- SET PROBLEM
Write down every entry below once more, exactly.

[Stored data]
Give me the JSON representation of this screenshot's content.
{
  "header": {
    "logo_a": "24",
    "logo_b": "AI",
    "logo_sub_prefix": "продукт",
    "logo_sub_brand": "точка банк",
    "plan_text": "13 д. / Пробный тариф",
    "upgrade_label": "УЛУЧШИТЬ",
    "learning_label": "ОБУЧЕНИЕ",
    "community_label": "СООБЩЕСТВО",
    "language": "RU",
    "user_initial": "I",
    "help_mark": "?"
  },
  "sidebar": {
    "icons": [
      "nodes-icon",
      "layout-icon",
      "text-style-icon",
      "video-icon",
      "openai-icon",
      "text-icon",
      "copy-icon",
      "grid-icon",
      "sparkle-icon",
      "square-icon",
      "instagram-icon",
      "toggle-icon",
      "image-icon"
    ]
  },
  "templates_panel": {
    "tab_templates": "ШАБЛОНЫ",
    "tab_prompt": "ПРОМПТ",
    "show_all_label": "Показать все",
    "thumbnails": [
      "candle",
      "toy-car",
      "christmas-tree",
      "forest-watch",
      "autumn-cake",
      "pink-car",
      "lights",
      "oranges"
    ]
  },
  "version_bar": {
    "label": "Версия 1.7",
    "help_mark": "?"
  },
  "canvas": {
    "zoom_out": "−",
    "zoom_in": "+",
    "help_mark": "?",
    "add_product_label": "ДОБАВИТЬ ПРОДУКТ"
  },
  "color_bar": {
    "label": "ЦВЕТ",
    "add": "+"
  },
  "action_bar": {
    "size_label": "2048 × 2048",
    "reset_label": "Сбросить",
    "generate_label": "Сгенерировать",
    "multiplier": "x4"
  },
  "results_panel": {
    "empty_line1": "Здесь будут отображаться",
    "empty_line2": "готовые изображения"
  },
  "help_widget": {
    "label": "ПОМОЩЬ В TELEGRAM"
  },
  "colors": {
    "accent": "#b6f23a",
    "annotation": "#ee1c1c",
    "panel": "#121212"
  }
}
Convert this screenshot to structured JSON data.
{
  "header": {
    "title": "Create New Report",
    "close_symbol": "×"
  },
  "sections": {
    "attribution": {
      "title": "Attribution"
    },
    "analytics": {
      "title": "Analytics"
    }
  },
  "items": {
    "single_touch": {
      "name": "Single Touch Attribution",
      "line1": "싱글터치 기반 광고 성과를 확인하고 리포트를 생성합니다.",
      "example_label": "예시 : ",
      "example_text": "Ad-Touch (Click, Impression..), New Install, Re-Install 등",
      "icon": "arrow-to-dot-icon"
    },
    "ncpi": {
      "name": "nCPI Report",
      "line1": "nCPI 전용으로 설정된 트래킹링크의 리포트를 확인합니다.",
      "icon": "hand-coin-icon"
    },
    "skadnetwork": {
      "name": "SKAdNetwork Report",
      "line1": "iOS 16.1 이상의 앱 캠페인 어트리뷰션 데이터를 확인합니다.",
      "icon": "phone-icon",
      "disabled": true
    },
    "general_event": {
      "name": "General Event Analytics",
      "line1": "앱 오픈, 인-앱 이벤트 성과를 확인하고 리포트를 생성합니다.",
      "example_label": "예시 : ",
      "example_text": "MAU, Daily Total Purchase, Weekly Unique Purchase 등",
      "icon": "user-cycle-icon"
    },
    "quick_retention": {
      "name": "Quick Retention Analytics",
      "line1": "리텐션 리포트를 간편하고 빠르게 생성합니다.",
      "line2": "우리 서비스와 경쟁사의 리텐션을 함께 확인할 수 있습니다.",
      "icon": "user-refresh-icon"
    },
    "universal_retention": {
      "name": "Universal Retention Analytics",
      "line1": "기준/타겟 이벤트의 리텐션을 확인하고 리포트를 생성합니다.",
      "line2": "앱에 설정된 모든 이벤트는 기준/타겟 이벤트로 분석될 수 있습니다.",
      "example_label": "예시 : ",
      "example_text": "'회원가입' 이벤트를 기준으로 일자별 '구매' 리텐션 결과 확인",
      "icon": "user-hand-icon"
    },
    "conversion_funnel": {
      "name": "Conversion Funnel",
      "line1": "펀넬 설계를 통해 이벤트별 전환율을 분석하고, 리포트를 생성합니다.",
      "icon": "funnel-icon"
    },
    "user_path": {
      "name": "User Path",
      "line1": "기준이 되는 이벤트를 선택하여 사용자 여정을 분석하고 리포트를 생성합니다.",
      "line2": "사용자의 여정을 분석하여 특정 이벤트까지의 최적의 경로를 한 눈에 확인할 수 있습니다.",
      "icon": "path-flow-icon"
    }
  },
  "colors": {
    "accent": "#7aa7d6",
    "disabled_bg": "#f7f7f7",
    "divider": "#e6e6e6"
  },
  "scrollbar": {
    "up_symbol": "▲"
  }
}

- ANSWER TO THE TASK
Give me the JSON representation of this screenshot's content.
{
  "header": {
    "logo_a": "24",
    "logo_b": "AI",
    "logo_sub_prefix": "продукт",
    "logo_sub_brand": "точка банк",
    "plan_text": "13 д. / Пробный тариф",
    "upgrade_label": "УЛУЧШИТЬ",
    "learning_label": "ОБУЧЕНИЕ",
    "community_label": "СООБЩЕСТВО",
    "language": "RU",
    "user_initial": "I",
    "help_mark": "?"
  },
  "sidebar": {
    "icons": [
      "nodes-icon",
      "layout-icon",
      "text-style-icon",
      "video-icon",
      "openai-icon",
      "text-icon",
      "copy-icon",
      "grid-icon",
      "sparkle-icon",
      "square-icon",
      "instagram-icon",
      "toggle-icon",
      "image-icon"
    ]
  },
  "templates_panel": {
    "tab_templates": "ШАБЛОНЫ",
    "tab_prompt": "ПРОМПТ",
    "show_all_label": "Показать все",
    "thumbnails": [
      "candle",
      "toy-car",
      "christmas-tree",
      "forest-watch",
      "autumn-cake",
      "pink-car",
      "lights",
      "oranges"
    ]
  },
  "version_bar": {
    "label": "Версия 1.7",
    "help_mark": "?"
  },
  "canvas": {
    "zoom_out": "−",
    "zoom_in": "+",
    "help_mark": "?",
    "add_product_label": "ДОБАВИТЬ ПРОДУКТ"
  },
  "color_bar": {
    "label": "ЦВЕТ",
    "add": "+"
  },
  "action_bar": {
    "size_label": "2048 × 2048",
    "reset_label": "Сбросить",
    "generate_label": "Сгенерировать",
    "multiplier": "x4"
  },
  "results_panel": {
    "empty_line1": "Здесь будут отображаться",
    "empty_line2": "готовые изображения"
  },
  "help_widget": {
    "label": "ПОМОЩЬ В TELEGRAM"
  },
  "colors": {
    "accent": "#b6f23a",
    "annotation": "#ee1c1c",
    "panel": "#121212"
  }
}
Convert this screenshot to structured JSON data.
{
  "header": {
    "title": "Create New Report",
    "close_symbol": "×"
  },
  "sections": {
    "attribution": {
      "title": "Attribution"
    },
    "analytics": {
      "title": "Analytics"
    }
  },
  "items": {
    "single_touch": {
      "name": "Single Touch Attribution",
      "line1": "싱글터치 기반 광고 성과를 확인하고 리포트를 생성합니다.",
      "example_label": "예시 : ",
      "example_text": "Ad-Touch (Click, Impression..), New Install, Re-Install 등",
      "icon": "arrow-to-dot-icon"
    },
    "ncpi": {
      "name": "nCPI Report",
      "line1": "nCPI 전용으로 설정된 트래킹링크의 리포트를 확인합니다.",
      "icon": "hand-coin-icon"
    },
    "skadnetwork": {
      "name": "SKAdNetwork Report",
      "line1": "iOS 16.1 이상의 앱 캠페인 어트리뷰션 데이터를 확인합니다.",
      "icon": "phone-icon",
      "disabled": true
    },
    "general_event": {
      "name": "General Event Analytics",
      "line1": "앱 오픈, 인-앱 이벤트 성과를 확인하고 리포트를 생성합니다.",
      "example_label": "예시 : ",
      "example_text": "MAU, Daily Total Purchase, Weekly Unique Purchase 등",
      "icon": "user-cycle-icon"
    },
    "quick_retention": {
      "name": "Quick Retention Analytics",
      "line1": "리텐션 리포트를 간편하고 빠르게 생성합니다.",
      "line2": "우리 서비스와 경쟁사의 리텐션을 함께 확인할 수 있습니다.",
      "icon": "user-refresh-icon"
    },
    "universal_retention": {
      "name": "Universal Retention Analytics",
      "line1": "기준/타겟 이벤트의 리텐션을 확인하고 리포트를 생성합니다.",
      "line2": "앱에 설정된 모든 이벤트는 기준/타겟 이벤트로 분석될 수 있습니다.",
      "example_label": "예시 : ",
      "example_text": "'회원가입' 이벤트를 기준으로 일자별 '구매' 리텐션 결과 확인",
      "icon": "user-hand-icon"
    },
    "conversion_funnel": {
      "name": "Conversion Funnel",
      "line1": "펀넬 설계를 통해 이벤트별 전환율을 분석하고, 리포트를 생성합니다.",
      "icon": "funnel-icon"
    },
    "user_path": {
      "name": "User Path",
      "line1": "기준이 되는 이벤트를 선택하여 사용자 여정을 분석하고 리포트를 생성합니다.",
      "line2": "사용자의 여정을 분석하여 특정 이벤트까지의 최적의 경로를 한 눈에 확인할 수 있습니다.",
      "icon": "path-flow-icon"
    }
  },
  "colors": {
    "accent": "#7aa7d6",
    "disabled_bg": "#f7f7f7",
    "divider": "#e6e6e6"
  },
  "scrollbar": {
    "up_symbol": "▲"
  }
}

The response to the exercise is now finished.